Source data
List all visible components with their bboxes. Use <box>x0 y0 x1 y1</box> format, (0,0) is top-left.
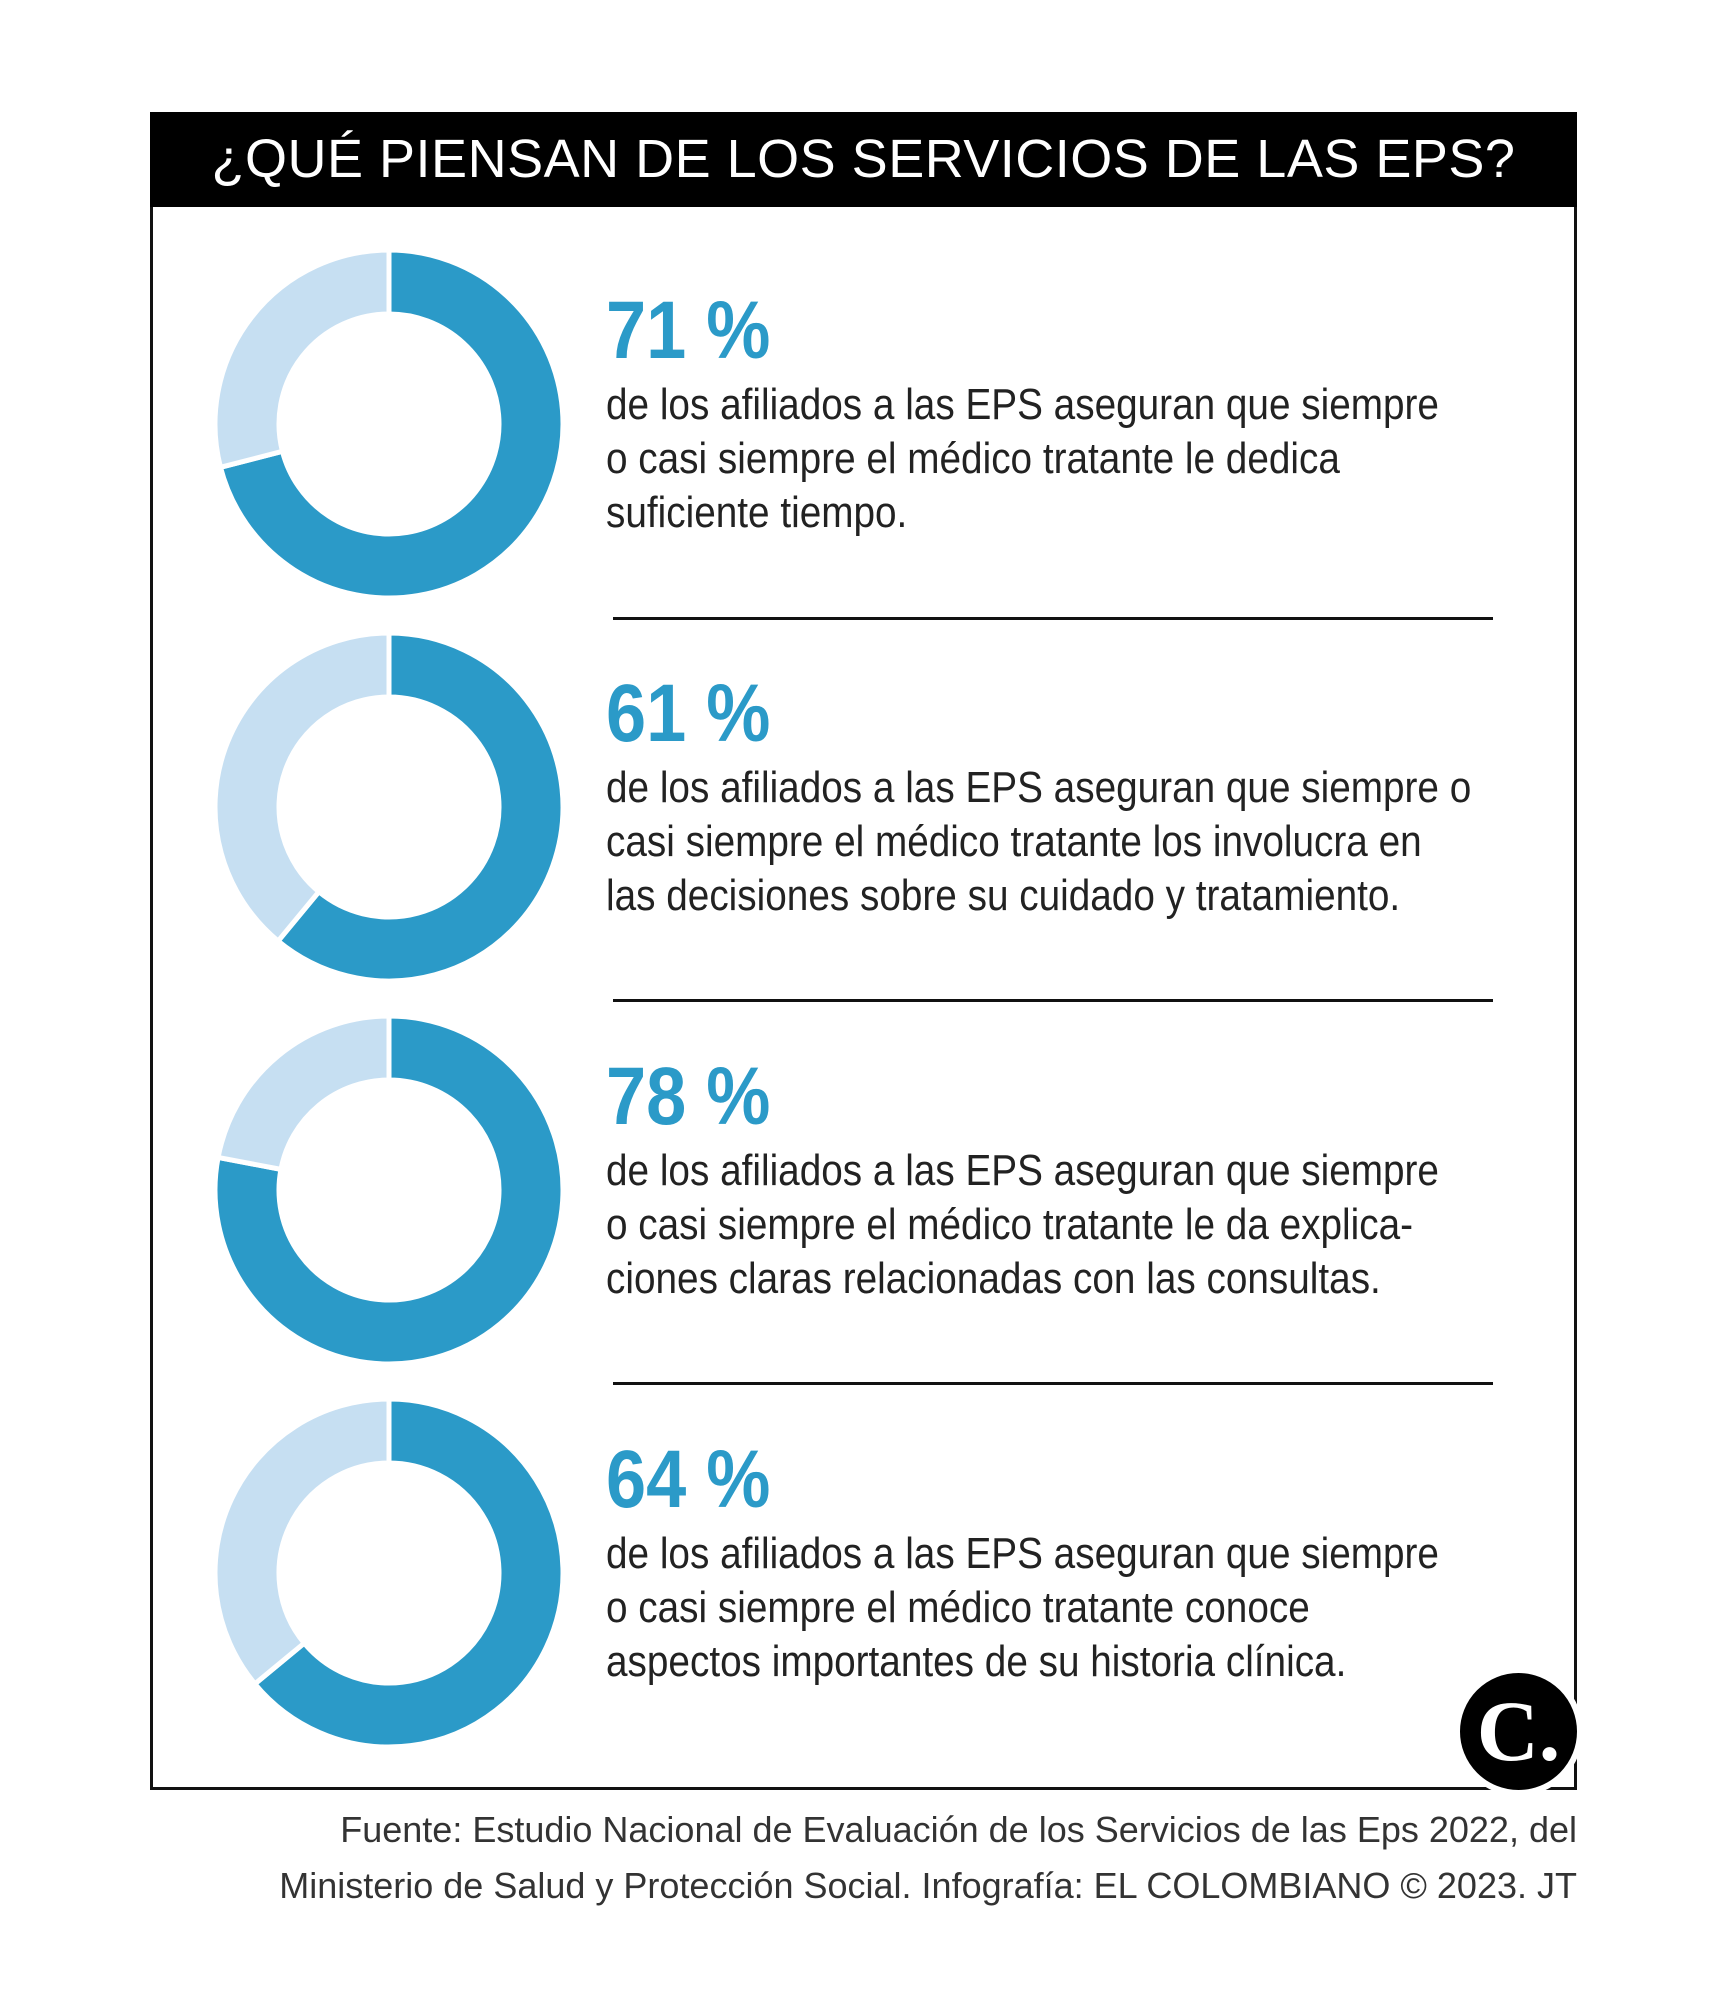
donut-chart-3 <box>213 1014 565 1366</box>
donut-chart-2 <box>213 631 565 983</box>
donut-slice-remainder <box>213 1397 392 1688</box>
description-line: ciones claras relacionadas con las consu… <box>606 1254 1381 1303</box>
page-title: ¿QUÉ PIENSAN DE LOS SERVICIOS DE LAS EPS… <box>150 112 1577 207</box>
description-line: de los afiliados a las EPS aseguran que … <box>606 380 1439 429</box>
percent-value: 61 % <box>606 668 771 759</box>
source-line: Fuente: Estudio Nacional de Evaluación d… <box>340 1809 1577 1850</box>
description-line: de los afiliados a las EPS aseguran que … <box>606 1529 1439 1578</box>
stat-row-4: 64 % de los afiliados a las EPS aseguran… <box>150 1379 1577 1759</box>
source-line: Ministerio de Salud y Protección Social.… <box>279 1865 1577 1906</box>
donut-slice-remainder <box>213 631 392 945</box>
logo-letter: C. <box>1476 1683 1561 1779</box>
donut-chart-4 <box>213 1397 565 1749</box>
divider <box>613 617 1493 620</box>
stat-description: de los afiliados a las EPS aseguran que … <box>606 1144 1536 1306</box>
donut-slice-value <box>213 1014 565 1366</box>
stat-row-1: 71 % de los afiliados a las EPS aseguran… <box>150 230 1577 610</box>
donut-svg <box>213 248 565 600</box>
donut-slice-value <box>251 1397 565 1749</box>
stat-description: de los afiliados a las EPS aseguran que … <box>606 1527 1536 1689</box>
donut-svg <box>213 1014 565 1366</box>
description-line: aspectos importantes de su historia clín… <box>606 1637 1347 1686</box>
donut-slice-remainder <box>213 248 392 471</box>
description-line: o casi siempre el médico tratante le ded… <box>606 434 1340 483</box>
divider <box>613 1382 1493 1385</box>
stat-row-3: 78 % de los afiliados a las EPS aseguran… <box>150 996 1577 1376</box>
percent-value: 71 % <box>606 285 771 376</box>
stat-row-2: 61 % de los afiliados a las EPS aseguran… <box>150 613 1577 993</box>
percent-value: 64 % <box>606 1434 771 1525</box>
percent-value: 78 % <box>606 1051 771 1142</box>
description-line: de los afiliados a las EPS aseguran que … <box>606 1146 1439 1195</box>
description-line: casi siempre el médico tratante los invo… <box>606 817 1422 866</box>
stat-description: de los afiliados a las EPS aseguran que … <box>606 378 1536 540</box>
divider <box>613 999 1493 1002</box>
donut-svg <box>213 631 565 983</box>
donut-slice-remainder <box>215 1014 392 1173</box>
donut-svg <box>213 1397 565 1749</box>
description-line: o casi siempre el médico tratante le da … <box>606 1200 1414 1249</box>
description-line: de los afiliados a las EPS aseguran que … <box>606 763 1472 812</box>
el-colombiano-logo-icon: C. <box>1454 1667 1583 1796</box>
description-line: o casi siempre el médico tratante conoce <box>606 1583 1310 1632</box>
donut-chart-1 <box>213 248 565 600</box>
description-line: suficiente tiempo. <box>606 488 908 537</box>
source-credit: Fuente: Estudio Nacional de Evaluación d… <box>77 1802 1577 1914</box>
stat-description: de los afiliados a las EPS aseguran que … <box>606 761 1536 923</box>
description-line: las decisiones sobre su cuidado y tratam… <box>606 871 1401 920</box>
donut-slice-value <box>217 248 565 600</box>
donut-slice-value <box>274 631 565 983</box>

§ **AIM OF THE TASK**
Copy every line of the records above word for word, omitting the picture.

§ **RESPONSE TO THIS TASK**
List all visible components with their bboxes. Use <box>x0 y0 x1 y1</box> format, (0,0) is top-left.
donut-chart-3 <box>213 1014 565 1366</box>
donut-chart-2 <box>213 631 565 983</box>
donut-slice-remainder <box>213 1397 392 1688</box>
description-line: ciones claras relacionadas con las consu… <box>606 1254 1381 1303</box>
page-title: ¿QUÉ PIENSAN DE LOS SERVICIOS DE LAS EPS… <box>150 112 1577 207</box>
description-line: de los afiliados a las EPS aseguran que … <box>606 380 1439 429</box>
percent-value: 61 % <box>606 668 771 759</box>
source-line: Fuente: Estudio Nacional de Evaluación d… <box>340 1809 1577 1850</box>
description-line: de los afiliados a las EPS aseguran que … <box>606 1529 1439 1578</box>
stat-row-4: 64 % de los afiliados a las EPS aseguran… <box>150 1379 1577 1759</box>
source-line: Ministerio de Salud y Protección Social.… <box>279 1865 1577 1906</box>
donut-slice-remainder <box>213 631 392 945</box>
logo-letter: C. <box>1476 1683 1561 1779</box>
donut-chart-4 <box>213 1397 565 1749</box>
divider <box>613 617 1493 620</box>
stat-description: de los afiliados a las EPS aseguran que … <box>606 1144 1536 1306</box>
donut-slice-value <box>213 1014 565 1366</box>
stat-row-1: 71 % de los afiliados a las EPS aseguran… <box>150 230 1577 610</box>
donut-svg <box>213 248 565 600</box>
donut-slice-value <box>251 1397 565 1749</box>
stat-description: de los afiliados a las EPS aseguran que … <box>606 1527 1536 1689</box>
donut-svg <box>213 1014 565 1366</box>
description-line: aspectos importantes de su historia clín… <box>606 1637 1347 1686</box>
donut-slice-remainder <box>213 248 392 471</box>
description-line: o casi siempre el médico tratante le ded… <box>606 434 1340 483</box>
divider <box>613 1382 1493 1385</box>
stat-row-3: 78 % de los afiliados a las EPS aseguran… <box>150 996 1577 1376</box>
percent-value: 71 % <box>606 285 771 376</box>
stat-row-2: 61 % de los afiliados a las EPS aseguran… <box>150 613 1577 993</box>
percent-value: 64 % <box>606 1434 771 1525</box>
percent-value: 78 % <box>606 1051 771 1142</box>
description-line: de los afiliados a las EPS aseguran que … <box>606 1146 1439 1195</box>
description-line: casi siempre el médico tratante los invo… <box>606 817 1422 866</box>
stat-description: de los afiliados a las EPS aseguran que … <box>606 378 1536 540</box>
divider <box>613 999 1493 1002</box>
donut-svg <box>213 631 565 983</box>
donut-slice-remainder <box>215 1014 392 1173</box>
donut-svg <box>213 1397 565 1749</box>
description-line: o casi siempre el médico tratante le da … <box>606 1200 1414 1249</box>
description-line: de los afiliados a las EPS aseguran que … <box>606 763 1472 812</box>
el-colombiano-logo-icon: C. <box>1454 1667 1583 1796</box>
description-line: o casi siempre el médico tratante conoce <box>606 1583 1310 1632</box>
donut-chart-1 <box>213 248 565 600</box>
description-line: suficiente tiempo. <box>606 488 908 537</box>
source-credit: Fuente: Estudio Nacional de Evaluación d… <box>77 1802 1577 1914</box>
stat-description: de los afiliados a las EPS aseguran que … <box>606 761 1536 923</box>
description-line: las decisiones sobre su cuidado y tratam… <box>606 871 1401 920</box>
donut-slice-value <box>217 248 565 600</box>
donut-slice-value <box>274 631 565 983</box>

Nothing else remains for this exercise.